Every line below should be repeated exactly.

+++ Information shown

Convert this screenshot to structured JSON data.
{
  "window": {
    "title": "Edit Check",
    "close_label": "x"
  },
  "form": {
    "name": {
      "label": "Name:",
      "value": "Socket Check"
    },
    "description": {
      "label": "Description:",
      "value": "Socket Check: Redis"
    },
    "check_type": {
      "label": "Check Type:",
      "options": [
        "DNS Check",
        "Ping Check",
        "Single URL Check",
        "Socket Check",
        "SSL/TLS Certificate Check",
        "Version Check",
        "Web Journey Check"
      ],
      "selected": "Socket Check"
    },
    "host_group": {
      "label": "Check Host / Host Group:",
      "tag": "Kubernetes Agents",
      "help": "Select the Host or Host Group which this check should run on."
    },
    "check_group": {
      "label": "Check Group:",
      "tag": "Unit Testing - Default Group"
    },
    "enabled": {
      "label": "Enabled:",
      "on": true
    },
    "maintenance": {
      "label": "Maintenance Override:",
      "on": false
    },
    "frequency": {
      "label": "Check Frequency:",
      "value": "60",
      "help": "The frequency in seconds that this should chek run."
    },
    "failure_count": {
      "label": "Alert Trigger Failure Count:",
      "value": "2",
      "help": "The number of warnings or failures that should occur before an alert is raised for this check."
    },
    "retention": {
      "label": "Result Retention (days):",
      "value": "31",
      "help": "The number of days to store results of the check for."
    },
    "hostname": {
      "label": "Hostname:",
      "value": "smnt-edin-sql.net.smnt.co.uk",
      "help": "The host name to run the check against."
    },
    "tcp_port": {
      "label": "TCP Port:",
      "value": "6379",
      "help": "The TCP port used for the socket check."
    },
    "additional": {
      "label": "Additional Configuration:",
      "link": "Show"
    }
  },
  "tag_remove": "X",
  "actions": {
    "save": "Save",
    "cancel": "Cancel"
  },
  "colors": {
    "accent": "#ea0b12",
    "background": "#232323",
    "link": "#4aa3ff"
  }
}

++++++

◆ **Written response**
Convert this screenshot to structured JSON data.
{
  "window": {
    "title": "Edit Check",
    "close_label": "x"
  },
  "form": {
    "name": {
      "label": "Name:",
      "value": "Socket Check"
    },
    "description": {
      "label": "Description:",
      "value": "Socket Check: Redis"
    },
    "check_type": {
      "label": "Check Type:",
      "options": [
        "DNS Check",
        "Ping Check",
        "Single URL Check",
        "Socket Check",
        "SSL/TLS Certificate Check",
        "Version Check",
        "Web Journey Check"
      ],
      "selected": "Socket Check"
    },
    "host_group": {
      "label": "Check Host / Host Group:",
      "tag": "Kubernetes Agents",
      "help": "Select the Host or Host Group which this check should run on."
    },
    "check_group": {
      "label": "Check Group:",
      "tag": "Unit Testing - Default Group"
    },
    "enabled": {
      "label": "Enabled:",
      "on": true
    },
    "maintenance": {
      "label": "Maintenance Override:",
      "on": false
    },
    "frequency": {
      "label": "Check Frequency:",
      "value": "60",
      "help": "The frequency in seconds that this should chek run."
    },
    "failure_count": {
      "label": "Alert Trigger Failure Count:",
      "value": "2",
      "help": "The number of warnings or failures that should occur before an alert is raised for this check."
    },
    "retention": {
      "label": "Result Retention (days):",
      "value": "31",
      "help": "The number of days to store results of the check for."
    },
    "hostname": {
      "label": "Hostname:",
      "value": "smnt-edin-sql.net.smnt.co.uk",
      "help": "The host name to run the check against."
    },
    "tcp_port": {
      "label": "TCP Port:",
      "value": "6379",
      "help": "The TCP port used for the socket check."
    },
    "additional": {
      "label": "Additional Configuration:",
      "link": "Show"
    }
  },
  "tag_remove": "X",
  "actions": {
    "save": "Save",
    "cancel": "Cancel"
  },
  "colors": {
    "accent": "#ea0b12",
    "background": "#232323",
    "link": "#4aa3ff"
  }
}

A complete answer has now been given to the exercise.